==== Data shown ====

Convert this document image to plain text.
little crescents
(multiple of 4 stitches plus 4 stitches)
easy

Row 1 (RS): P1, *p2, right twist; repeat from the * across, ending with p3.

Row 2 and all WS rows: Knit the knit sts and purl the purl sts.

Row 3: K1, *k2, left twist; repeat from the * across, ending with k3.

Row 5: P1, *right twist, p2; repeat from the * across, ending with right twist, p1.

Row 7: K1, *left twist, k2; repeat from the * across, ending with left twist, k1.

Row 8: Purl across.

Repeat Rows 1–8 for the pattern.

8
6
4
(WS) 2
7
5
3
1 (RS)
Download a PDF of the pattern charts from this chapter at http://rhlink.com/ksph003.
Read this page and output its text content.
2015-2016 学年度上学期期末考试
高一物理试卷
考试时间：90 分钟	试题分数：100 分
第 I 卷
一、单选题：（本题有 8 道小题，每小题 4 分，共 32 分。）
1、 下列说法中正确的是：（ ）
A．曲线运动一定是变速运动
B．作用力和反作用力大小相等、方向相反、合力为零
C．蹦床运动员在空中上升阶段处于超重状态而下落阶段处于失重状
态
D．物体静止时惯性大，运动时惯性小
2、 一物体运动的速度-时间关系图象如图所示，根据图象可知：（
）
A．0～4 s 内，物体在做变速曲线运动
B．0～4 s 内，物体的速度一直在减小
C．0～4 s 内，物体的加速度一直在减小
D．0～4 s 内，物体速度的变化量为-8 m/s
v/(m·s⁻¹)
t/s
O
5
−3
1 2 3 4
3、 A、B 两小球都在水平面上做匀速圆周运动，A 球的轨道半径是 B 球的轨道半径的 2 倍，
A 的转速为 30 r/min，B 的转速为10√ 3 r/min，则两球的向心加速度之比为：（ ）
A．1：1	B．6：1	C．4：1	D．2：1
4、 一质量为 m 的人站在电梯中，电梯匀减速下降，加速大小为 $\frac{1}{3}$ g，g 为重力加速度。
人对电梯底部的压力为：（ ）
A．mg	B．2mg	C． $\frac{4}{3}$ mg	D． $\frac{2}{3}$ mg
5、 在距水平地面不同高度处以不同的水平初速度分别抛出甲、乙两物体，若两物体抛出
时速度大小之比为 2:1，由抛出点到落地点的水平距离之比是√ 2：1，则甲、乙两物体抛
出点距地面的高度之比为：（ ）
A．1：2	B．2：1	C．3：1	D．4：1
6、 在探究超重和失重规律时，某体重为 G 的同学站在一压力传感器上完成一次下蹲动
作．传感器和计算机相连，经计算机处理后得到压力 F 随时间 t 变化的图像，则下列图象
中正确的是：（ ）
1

====

Reproduce precisely the span of lines that begins at the line containing "Read this page and output its text content." and ends with the last line of the listing.

→ Exercise solution:
Read this page and output its text content.
2015-2016 学年度上学期期末考试
高一物理试卷
考试时间：90 分钟	试题分数：100 分
第 I 卷
一、单选题：（本题有 8 道小题，每小题 4 分，共 32 分。）
1、 下列说法中正确的是：（ ）
A．曲线运动一定是变速运动
B．作用力和反作用力大小相等、方向相反、合力为零
C．蹦床运动员在空中上升阶段处于超重状态而下落阶段处于失重状
态
D．物体静止时惯性大，运动时惯性小
2、 一物体运动的速度-时间关系图象如图所示，根据图象可知：（
）
A．0～4 s 内，物体在做变速曲线运动
B．0～4 s 内，物体的速度一直在减小
C．0～4 s 内，物体的加速度一直在减小
D．0～4 s 内，物体速度的变化量为-8 m/s
v/(m·s⁻¹)
t/s
O
5
−3
1 2 3 4
3、 A、B 两小球都在水平面上做匀速圆周运动，A 球的轨道半径是 B 球的轨道半径的 2 倍，
A 的转速为 30 r/min，B 的转速为10√ 3 r/min，则两球的向心加速度之比为：（ ）
A．1：1	B．6：1	C．4：1	D．2：1
4、 一质量为 m 的人站在电梯中，电梯匀减速下降，加速大小为 $\frac{1}{3}$ g，g 为重力加速度。
人对电梯底部的压力为：（ ）
A．mg	B．2mg	C． $\frac{4}{3}$ mg	D． $\frac{2}{3}$ mg
5、 在距水平地面不同高度处以不同的水平初速度分别抛出甲、乙两物体，若两物体抛出
时速度大小之比为 2:1，由抛出点到落地点的水平距离之比是√ 2：1，则甲、乙两物体抛
出点距地面的高度之比为：（ ）
A．1：2	B．2：1	C．3：1	D．4：1
6、 在探究超重和失重规律时，某体重为 G 的同学站在一压力传感器上完成一次下蹲动
作．传感器和计算机相连，经计算机处理后得到压力 F 随时间 t 变化的图像，则下列图象
中正确的是：（ ）
1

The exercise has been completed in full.